> **Task to carry out**: Retype the complete listing exactly as it appears.

::::::

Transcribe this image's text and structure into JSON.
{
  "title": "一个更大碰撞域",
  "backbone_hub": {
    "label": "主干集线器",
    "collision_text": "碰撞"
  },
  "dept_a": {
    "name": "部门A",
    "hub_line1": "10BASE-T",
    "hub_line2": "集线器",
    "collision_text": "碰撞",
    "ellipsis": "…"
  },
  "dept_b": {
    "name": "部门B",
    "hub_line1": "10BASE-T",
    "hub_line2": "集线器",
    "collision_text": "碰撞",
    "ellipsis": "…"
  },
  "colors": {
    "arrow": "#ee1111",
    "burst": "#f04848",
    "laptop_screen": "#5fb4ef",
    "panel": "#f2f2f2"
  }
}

::::::

> **Result of this task**:
Transcribe this image's text and structure into JSON.
{
  "title": "一个更大碰撞域",
  "backbone_hub": {
    "label": "主干集线器",
    "collision_text": "碰撞"
  },
  "dept_a": {
    "name": "部门A",
    "hub_line1": "10BASE-T",
    "hub_line2": "集线器",
    "collision_text": "碰撞",
    "ellipsis": "…"
  },
  "dept_b": {
    "name": "部门B",
    "hub_line1": "10BASE-T",
    "hub_line2": "集线器",
    "collision_text": "碰撞",
    "ellipsis": "…"
  },
  "colors": {
    "arrow": "#ee1111",
    "burst": "#f04848",
    "laptop_screen": "#5fb4ef",
    "panel": "#f2f2f2"
  }
}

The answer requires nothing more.